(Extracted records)
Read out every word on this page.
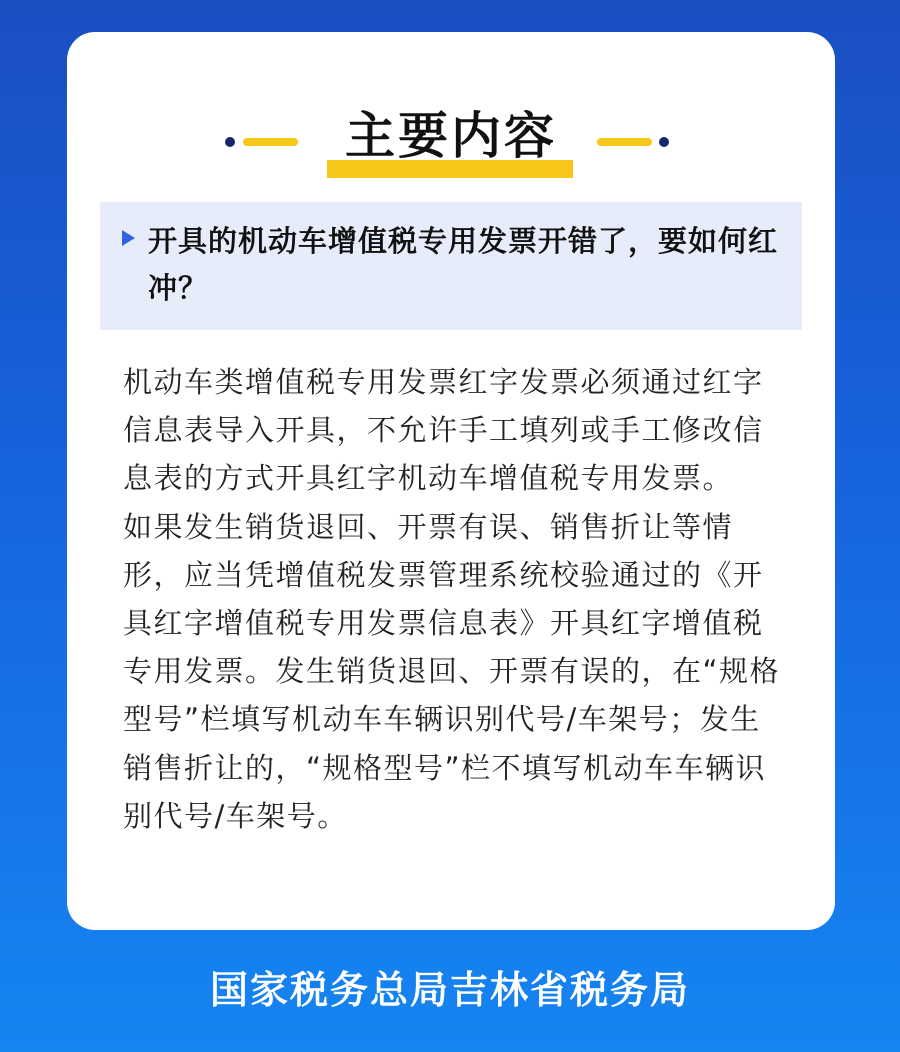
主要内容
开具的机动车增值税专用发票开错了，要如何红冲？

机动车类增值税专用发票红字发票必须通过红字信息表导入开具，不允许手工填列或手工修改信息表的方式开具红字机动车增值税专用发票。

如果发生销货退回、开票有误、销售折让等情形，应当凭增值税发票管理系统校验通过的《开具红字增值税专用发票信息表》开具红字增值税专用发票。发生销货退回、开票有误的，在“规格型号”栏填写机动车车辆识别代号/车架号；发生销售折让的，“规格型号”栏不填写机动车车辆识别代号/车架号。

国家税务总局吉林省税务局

...

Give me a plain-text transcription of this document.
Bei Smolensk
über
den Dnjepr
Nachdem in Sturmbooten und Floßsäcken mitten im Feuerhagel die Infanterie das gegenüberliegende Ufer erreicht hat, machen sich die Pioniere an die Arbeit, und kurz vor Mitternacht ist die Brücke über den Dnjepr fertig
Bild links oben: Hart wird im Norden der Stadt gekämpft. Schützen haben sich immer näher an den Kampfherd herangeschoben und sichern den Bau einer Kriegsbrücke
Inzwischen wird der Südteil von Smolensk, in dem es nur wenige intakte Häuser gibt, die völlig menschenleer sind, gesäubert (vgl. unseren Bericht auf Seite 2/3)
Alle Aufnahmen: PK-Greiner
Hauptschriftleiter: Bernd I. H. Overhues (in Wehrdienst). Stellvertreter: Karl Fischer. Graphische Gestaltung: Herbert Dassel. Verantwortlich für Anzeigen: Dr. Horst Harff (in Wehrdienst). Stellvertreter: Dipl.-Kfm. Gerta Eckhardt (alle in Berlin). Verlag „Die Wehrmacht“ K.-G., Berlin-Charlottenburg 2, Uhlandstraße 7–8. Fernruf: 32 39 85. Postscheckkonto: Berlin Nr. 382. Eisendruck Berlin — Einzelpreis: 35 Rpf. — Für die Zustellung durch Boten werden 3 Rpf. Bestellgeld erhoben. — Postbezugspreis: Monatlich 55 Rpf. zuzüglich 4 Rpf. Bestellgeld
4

---

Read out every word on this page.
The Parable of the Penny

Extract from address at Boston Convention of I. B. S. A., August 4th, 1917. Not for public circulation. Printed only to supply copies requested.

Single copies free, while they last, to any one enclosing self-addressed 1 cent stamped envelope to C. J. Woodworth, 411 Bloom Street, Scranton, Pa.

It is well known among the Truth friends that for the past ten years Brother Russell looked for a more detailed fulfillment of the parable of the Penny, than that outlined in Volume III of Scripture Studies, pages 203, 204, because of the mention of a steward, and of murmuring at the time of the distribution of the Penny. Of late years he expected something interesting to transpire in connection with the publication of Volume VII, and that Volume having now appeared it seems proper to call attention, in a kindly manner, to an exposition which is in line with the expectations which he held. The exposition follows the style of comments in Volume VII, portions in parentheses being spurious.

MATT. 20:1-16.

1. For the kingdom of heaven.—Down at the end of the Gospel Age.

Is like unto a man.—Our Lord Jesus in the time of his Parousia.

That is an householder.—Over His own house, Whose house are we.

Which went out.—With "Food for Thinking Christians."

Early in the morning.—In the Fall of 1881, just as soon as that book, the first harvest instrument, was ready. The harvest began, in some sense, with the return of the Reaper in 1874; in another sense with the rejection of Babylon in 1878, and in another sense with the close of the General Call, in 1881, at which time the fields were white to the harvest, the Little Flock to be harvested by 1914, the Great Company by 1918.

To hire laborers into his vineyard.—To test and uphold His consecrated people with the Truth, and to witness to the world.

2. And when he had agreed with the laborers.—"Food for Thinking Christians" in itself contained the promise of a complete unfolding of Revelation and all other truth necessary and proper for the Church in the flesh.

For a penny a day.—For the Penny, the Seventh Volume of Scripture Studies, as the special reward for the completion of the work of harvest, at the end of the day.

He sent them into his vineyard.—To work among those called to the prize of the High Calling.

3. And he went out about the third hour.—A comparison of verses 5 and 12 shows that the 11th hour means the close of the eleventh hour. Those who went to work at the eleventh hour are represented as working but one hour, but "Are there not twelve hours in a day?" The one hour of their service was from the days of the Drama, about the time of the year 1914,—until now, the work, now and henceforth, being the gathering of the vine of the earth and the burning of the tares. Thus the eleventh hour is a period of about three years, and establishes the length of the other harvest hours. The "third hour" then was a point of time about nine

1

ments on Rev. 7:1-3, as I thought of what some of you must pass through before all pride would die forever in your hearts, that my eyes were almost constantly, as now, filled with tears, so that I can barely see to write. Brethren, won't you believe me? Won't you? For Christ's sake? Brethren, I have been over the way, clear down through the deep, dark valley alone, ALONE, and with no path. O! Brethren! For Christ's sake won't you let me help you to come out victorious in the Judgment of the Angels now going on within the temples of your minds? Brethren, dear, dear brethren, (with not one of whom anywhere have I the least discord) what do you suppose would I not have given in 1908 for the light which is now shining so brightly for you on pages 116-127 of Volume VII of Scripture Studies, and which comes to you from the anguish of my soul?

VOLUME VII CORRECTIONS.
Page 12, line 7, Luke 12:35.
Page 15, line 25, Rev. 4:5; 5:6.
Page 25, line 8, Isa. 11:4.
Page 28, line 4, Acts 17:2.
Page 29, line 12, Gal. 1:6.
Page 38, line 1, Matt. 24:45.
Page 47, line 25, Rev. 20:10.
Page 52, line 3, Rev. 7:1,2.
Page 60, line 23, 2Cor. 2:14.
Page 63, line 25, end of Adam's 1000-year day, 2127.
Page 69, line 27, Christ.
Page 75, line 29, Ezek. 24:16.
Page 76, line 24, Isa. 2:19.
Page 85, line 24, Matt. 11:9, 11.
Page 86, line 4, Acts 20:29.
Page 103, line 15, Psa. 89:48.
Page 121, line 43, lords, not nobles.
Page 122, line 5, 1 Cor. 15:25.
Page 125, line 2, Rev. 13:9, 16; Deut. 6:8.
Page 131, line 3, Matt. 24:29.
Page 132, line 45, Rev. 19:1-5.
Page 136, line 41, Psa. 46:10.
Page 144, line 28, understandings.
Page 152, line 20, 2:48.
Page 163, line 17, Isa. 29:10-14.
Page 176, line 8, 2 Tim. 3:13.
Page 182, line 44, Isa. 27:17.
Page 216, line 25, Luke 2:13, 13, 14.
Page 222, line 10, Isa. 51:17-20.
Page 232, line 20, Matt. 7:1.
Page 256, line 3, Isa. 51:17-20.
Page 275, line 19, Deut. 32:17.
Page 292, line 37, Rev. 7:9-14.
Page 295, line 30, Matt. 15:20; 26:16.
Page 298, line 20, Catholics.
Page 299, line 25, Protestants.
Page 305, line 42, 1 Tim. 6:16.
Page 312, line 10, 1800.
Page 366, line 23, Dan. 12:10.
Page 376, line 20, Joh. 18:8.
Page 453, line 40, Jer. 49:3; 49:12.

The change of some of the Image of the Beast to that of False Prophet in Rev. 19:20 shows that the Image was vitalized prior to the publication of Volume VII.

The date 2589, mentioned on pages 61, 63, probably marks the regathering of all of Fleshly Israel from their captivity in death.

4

(What you will do) Pick each line holding the word "copies" out of the data and copy it.

(Output of the task)
Extract from address at Boston Convention of I. B. S. A., August 4th, 1917. Not for public circulation. Printed only to supply copies requested.
Single copies free, while they last, to any one enclosing self-addressed 1 cent stamped envelope to C. J. Woodworth, 411 Bloom Street, Scranton, Pa.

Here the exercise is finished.